→ **Exercise requirements**
Make an exact copy of all the entries below, with the pictures left out.

→ **Provided data**
>> Begin
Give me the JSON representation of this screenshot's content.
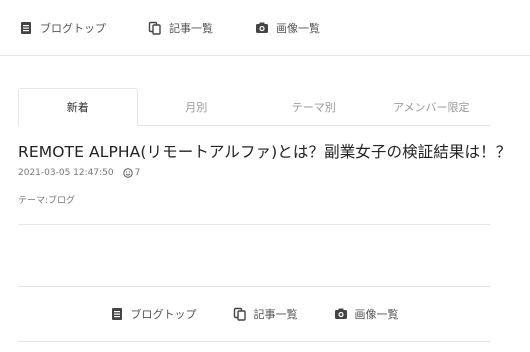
{
  "top_nav": {
    "items": [
      {
        "label": "ブログトップ",
        "icon": "document-icon"
      },
      {
        "label": "記事一覧",
        "icon": "copy-icon"
      },
      {
        "label": "画像一覧",
        "icon": "camera-icon"
      }
    ]
  },
  "tabs": [
    {
      "label": "新着",
      "active": true
    },
    {
      "label": "月別",
      "active": false
    },
    {
      "label": "テーマ別",
      "active": false
    },
    {
      "label": "アメンバー限定",
      "active": false
    }
  ],
  "article": {
    "title": "REMOTE ALPHA(リモートアルファ)とは？副業女子の検証結果は！？",
    "datetime": "2021-03-05 12:47:50",
    "reaction_icon": "smile-icon",
    "reaction_count": "7",
    "theme": "テーマ:ブログ"
  },
  "bottom_nav": {
    "items": [
      {
        "label": "ブログトップ",
        "icon": "document-icon"
      },
      {
        "label": "記事一覧",
        "icon": "copy-icon"
      },
      {
        "label": "画像一覧",
        "icon": "camera-icon"
      }
    ]
  },
  "colors": {
    "icon": "#444444",
    "muted_text": "#9a9a9a",
    "border": "#e6e6e6"
  }
}
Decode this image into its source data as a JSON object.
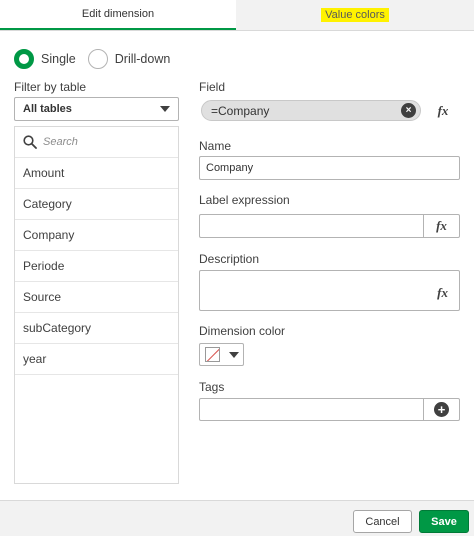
{
  "tabs": [
    {
      "label": "Edit dimension",
      "active": true
    },
    {
      "label": "Value colors",
      "active": false,
      "highlighted": true
    }
  ],
  "mode": {
    "options": [
      "Single",
      "Drill-down"
    ],
    "selected": "Single"
  },
  "filter": {
    "label": "Filter by table",
    "selected": "All tables"
  },
  "search": {
    "placeholder": "Search"
  },
  "fields_list": [
    "Amount",
    "Category",
    "Company",
    "Periode",
    "Source",
    "subCategory",
    "year"
  ],
  "form": {
    "field_label": "Field",
    "field_value": "=Company",
    "fx_label": "fx",
    "name_label": "Name",
    "name_value": "Company",
    "label_expression_label": "Label expression",
    "label_expression_value": "",
    "description_label": "Description",
    "description_value": "",
    "dimension_color_label": "Dimension color",
    "tags_label": "Tags",
    "tags_value": ""
  },
  "footer": {
    "cancel_label": "Cancel",
    "save_label": "Save"
  },
  "colors": {
    "accent": "#009845",
    "highlight": "#fff200"
  }
}
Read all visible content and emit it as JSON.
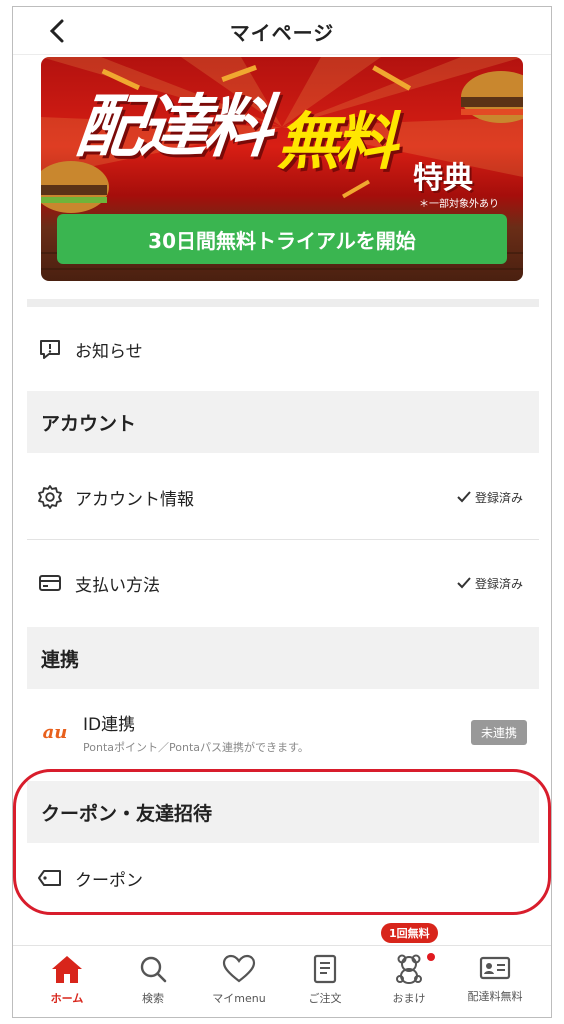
{
  "header": {
    "title": "マイページ"
  },
  "banner": {
    "headline_part1": "配達料",
    "headline_part2": "無料",
    "headline_part3": "特典",
    "note": "＊一部対象外あり",
    "cta_label": "30日間無料トライアルを開始"
  },
  "menu": {
    "notice_label": "お知らせ",
    "account_section": "アカウント",
    "account_info_label": "アカウント情報",
    "account_info_status": "登録済み",
    "payment_label": "支払い方法",
    "payment_status": "登録済み",
    "link_section": "連携",
    "au_logo": "au",
    "id_link_label": "ID連携",
    "id_link_sub": "Pontaポイント／Pontaパス連携ができます。",
    "id_link_status": "未連携",
    "coupon_section": "クーポン・友達招待",
    "coupon_label": "クーポン"
  },
  "tabbar": {
    "home": "ホーム",
    "search": "検索",
    "mymenu": "マイmenu",
    "orders": "ご注文",
    "omake": "おまけ",
    "omake_badge": "1回無料",
    "free_delivery": "配達料無料"
  },
  "colors": {
    "accent": "#d8251b",
    "cta": "#3ab550",
    "oval": "#d81d2c"
  }
}
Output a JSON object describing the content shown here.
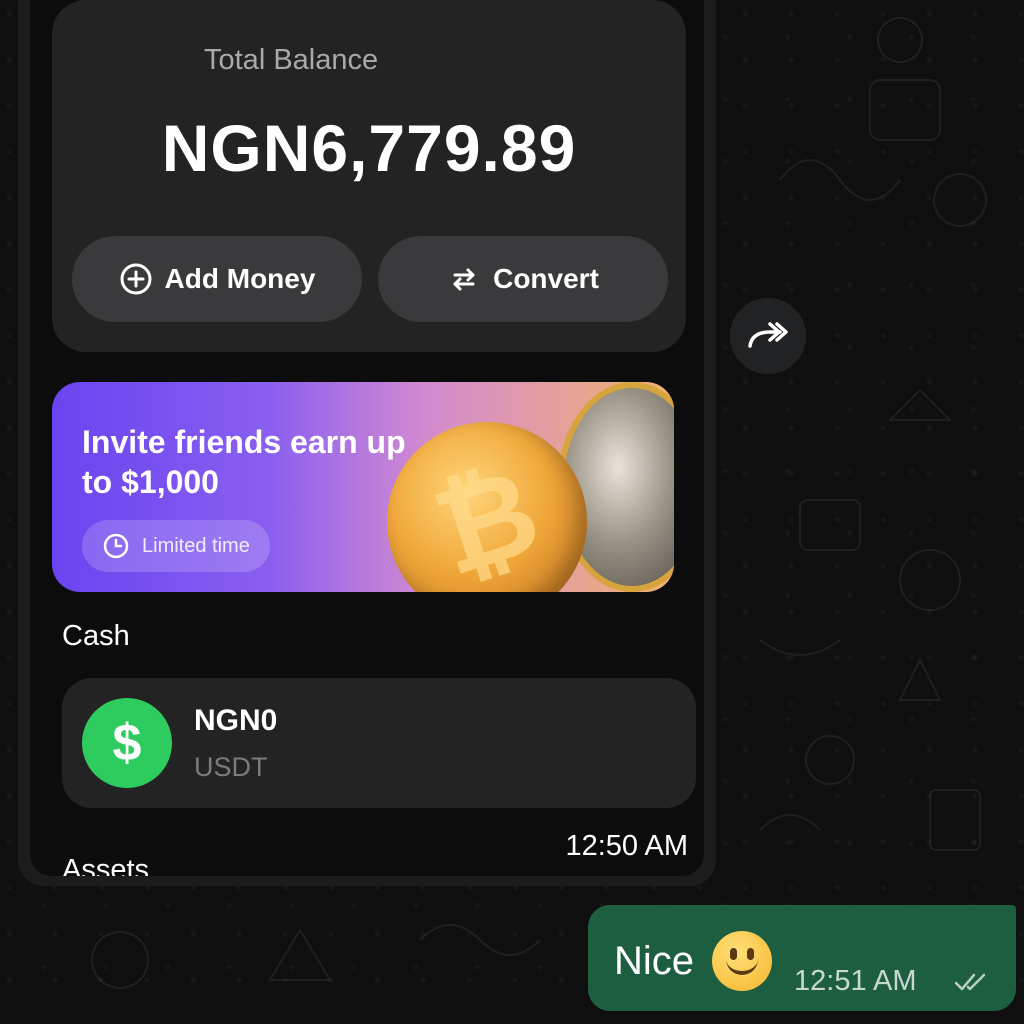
{
  "image_message": {
    "total_balance_label": "Total Balance",
    "total_balance_value": "NGN6,779.89",
    "add_money_label": "Add Money",
    "convert_label": "Convert",
    "promo": {
      "title": "Invite friends earn up to $1,000",
      "badge": "Limited time"
    },
    "cash_section_title": "Cash",
    "cash_item": {
      "amount": "NGN0",
      "currency": "USDT",
      "icon_symbol": "$"
    },
    "assets_section_title": "Assets",
    "timestamp": "12:50 AM"
  },
  "reply_message": {
    "text": "Nice",
    "emoji": "slightly-smiling-face",
    "timestamp": "12:51 AM",
    "status": "read"
  },
  "icons": {
    "forward": "forward-icon",
    "add": "plus-circle-icon",
    "convert": "swap-arrows-icon",
    "clock": "clock-icon",
    "read_ticks": "double-check-icon"
  },
  "colors": {
    "outgoing_bubble": "#1d5d40",
    "cash_icon": "#2ecc5f",
    "card_bg": "#232324",
    "wallpaper": "#0f0f10"
  }
}
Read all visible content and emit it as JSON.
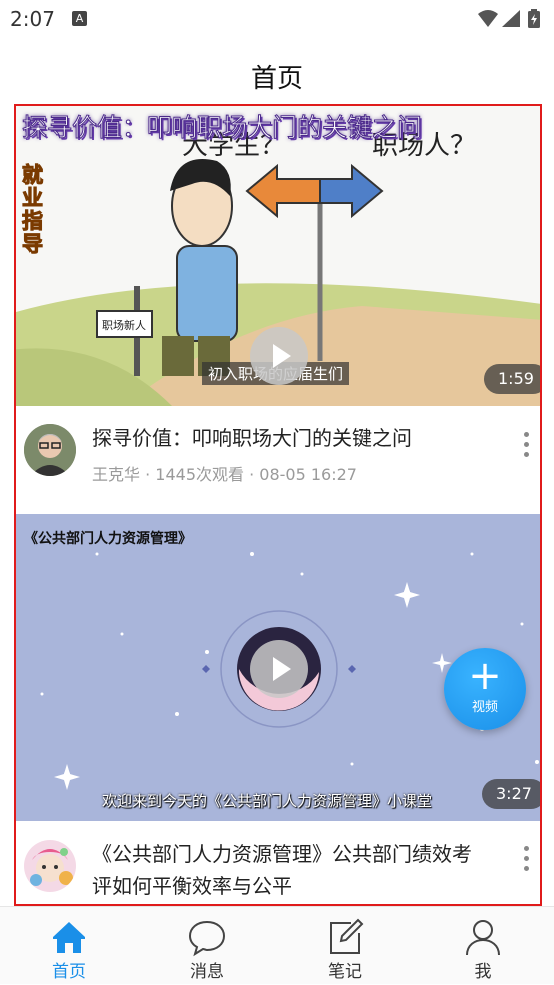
{
  "status_bar": {
    "time": "2:07",
    "notification_icon": "A",
    "icons": [
      "wifi-icon",
      "signal-icon",
      "battery-icon"
    ]
  },
  "header": {
    "title": "首页"
  },
  "videos": [
    {
      "thumbnail_banner": "探寻价值：叩响职场大门的关键之问",
      "thumbnail_side_text": "就业指导",
      "thumbnail_caption": "初入职场的应届生们",
      "thumbnail_bubble_left": "大学生？",
      "thumbnail_bubble_right": "职场人？",
      "thumbnail_sign": "职场新人",
      "duration": "1:59",
      "title": "探寻价值：叩响职场大门的关键之问",
      "author": "王克华",
      "views": "1445次观看",
      "date": "08-05 16:27"
    },
    {
      "thumbnail_topleft": "《公共部门人力资源管理》",
      "thumbnail_caption": "欢迎来到今天的《公共部门人力资源管理》小课堂",
      "duration": "3:27",
      "title": "《公共部门人力资源管理》公共部门绩效考评如何平衡效率与公平"
    }
  ],
  "fab": {
    "label": "视频",
    "icon": "plus-icon"
  },
  "tab_bar": {
    "tabs": [
      {
        "label": "首页",
        "icon": "home-icon",
        "active": true
      },
      {
        "label": "消息",
        "icon": "message-icon",
        "active": false
      },
      {
        "label": "笔记",
        "icon": "note-icon",
        "active": false
      },
      {
        "label": "我",
        "icon": "profile-icon",
        "active": false
      }
    ]
  },
  "colors": {
    "accent": "#1a8fe8",
    "highlight_border": "#e01b1b",
    "meta_gray": "#9a9a9a"
  }
}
>> End
→ **The response**
Give me the JSON representation of this screenshot's content.
{
  "top_nav": {
    "items": [
      {
        "label": "ブログトップ",
        "icon": "document-icon"
      },
      {
        "label": "記事一覧",
        "icon": "copy-icon"
      },
      {
        "label": "画像一覧",
        "icon": "camera-icon"
      }
    ]
  },
  "tabs": [
    {
      "label": "新着",
      "active": true
    },
    {
      "label": "月別",
      "active": false
    },
    {
      "label": "テーマ別",
      "active": false
    },
    {
      "label": "アメンバー限定",
      "active": false
    }
  ],
  "article": {
    "title": "REMOTE ALPHA(リモートアルファ)とは？副業女子の検証結果は！？",
    "datetime": "2021-03-05 12:47:50",
    "reaction_icon": "smile-icon",
    "reaction_count": "7",
    "theme": "テーマ:ブログ"
  },
  "bottom_nav": {
    "items": [
      {
        "label": "ブログトップ",
        "icon": "document-icon"
      },
      {
        "label": "記事一覧",
        "icon": "copy-icon"
      },
      {
        "label": "画像一覧",
        "icon": "camera-icon"
      }
    ]
  },
  "colors": {
    "icon": "#444444",
    "muted_text": "#9a9a9a",
    "border": "#e6e6e6"
  }
}
Decode this image into its source data as a JSON object.
{
  "tabs": [
    {
      "label": "Edit dimension",
      "active": true
    },
    {
      "label": "Value colors",
      "active": false,
      "highlighted": true
    }
  ],
  "mode": {
    "options": [
      "Single",
      "Drill-down"
    ],
    "selected": "Single"
  },
  "filter": {
    "label": "Filter by table",
    "selected": "All tables"
  },
  "search": {
    "placeholder": "Search"
  },
  "fields_list": [
    "Amount",
    "Category",
    "Company",
    "Periode",
    "Source",
    "subCategory",
    "year"
  ],
  "form": {
    "field_label": "Field",
    "field_value": "=Company",
    "fx_label": "fx",
    "name_label": "Name",
    "name_value": "Company",
    "label_expression_label": "Label expression",
    "label_expression_value": "",
    "description_label": "Description",
    "description_value": "",
    "dimension_color_label": "Dimension color",
    "tags_label": "Tags",
    "tags_value": ""
  },
  "footer": {
    "cancel_label": "Cancel",
    "save_label": "Save"
  },
  "colors": {
    "accent": "#009845",
    "highlight": "#fff200"
  }
}
Read all visible content and emit it as JSON.
{
  "header": {
    "title": "マイページ"
  },
  "banner": {
    "headline_part1": "配達料",
    "headline_part2": "無料",
    "headline_part3": "特典",
    "note": "＊一部対象外あり",
    "cta_label": "30日間無料トライアルを開始"
  },
  "menu": {
    "notice_label": "お知らせ",
    "account_section": "アカウント",
    "account_info_label": "アカウント情報",
    "account_info_status": "登録済み",
    "payment_label": "支払い方法",
    "payment_status": "登録済み",
    "link_section": "連携",
    "au_logo": "au",
    "id_link_label": "ID連携",
    "id_link_sub": "Pontaポイント／Pontaパス連携ができます。",
    "id_link_status": "未連携",
    "coupon_section": "クーポン・友達招待",
    "coupon_label": "クーポン"
  },
  "tabbar": {
    "home": "ホーム",
    "search": "検索",
    "mymenu": "マイmenu",
    "orders": "ご注文",
    "omake": "おまけ",
    "omake_badge": "1回無料",
    "free_delivery": "配達料無料"
  },
  "colors": {
    "accent": "#d8251b",
    "cta": "#3ab550",
    "oval": "#d81d2c"
  }
}
Output a JSON object describing the content shown here.
{
  "image_message": {
    "total_balance_label": "Total Balance",
    "total_balance_value": "NGN6,779.89",
    "add_money_label": "Add Money",
    "convert_label": "Convert",
    "promo": {
      "title": "Invite friends earn up to $1,000",
      "badge": "Limited time"
    },
    "cash_section_title": "Cash",
    "cash_item": {
      "amount": "NGN0",
      "currency": "USDT",
      "icon_symbol": "$"
    },
    "assets_section_title": "Assets",
    "timestamp": "12:50 AM"
  },
  "reply_message": {
    "text": "Nice",
    "emoji": "slightly-smiling-face",
    "timestamp": "12:51 AM",
    "status": "read"
  },
  "icons": {
    "forward": "forward-icon",
    "add": "plus-circle-icon",
    "convert": "swap-arrows-icon",
    "clock": "clock-icon",
    "read_ticks": "double-check-icon"
  },
  "colors": {
    "outgoing_bubble": "#1d5d40",
    "cash_icon": "#2ecc5f",
    "card_bg": "#232324",
    "wallpaper": "#0f0f10"
  }
}
Read all visible content and emit it as JSON.
{
  "status_bar": {
    "time": "2:07",
    "notification_icon": "A",
    "icons": [
      "wifi-icon",
      "signal-icon",
      "battery-icon"
    ]
  },
  "header": {
    "title": "首页"
  },
  "videos": [
    {
      "thumbnail_banner": "探寻价值：叩响职场大门的关键之问",
      "thumbnail_side_text": "就业指导",
      "thumbnail_caption": "初入职场的应届生们",
      "thumbnail_bubble_left": "大学生？",
      "thumbnail_bubble_right": "职场人？",
      "thumbnail_sign": "职场新人",
      "duration": "1:59",
      "title": "探寻价值：叩响职场大门的关键之问",
      "author": "王克华",
      "views": "1445次观看",
      "date": "08-05 16:27"
    },
    {
      "thumbnail_topleft": "《公共部门人力资源管理》",
      "thumbnail_caption": "欢迎来到今天的《公共部门人力资源管理》小课堂",
      "duration": "3:27",
      "title": "《公共部门人力资源管理》公共部门绩效考评如何平衡效率与公平"
    }
  ],
  "fab": {
    "label": "视频",
    "icon": "plus-icon"
  },
  "tab_bar": {
    "tabs": [
      {
        "label": "首页",
        "icon": "home-icon",
        "active": true
      },
      {
        "label": "消息",
        "icon": "message-icon",
        "active": false
      },
      {
        "label": "笔记",
        "icon": "note-icon",
        "active": false
      },
      {
        "label": "我",
        "icon": "profile-icon",
        "active": false
      }
    ]
  },
  "colors": {
    "accent": "#1a8fe8",
    "highlight_border": "#e01b1b",
    "meta_gray": "#9a9a9a"
  }
}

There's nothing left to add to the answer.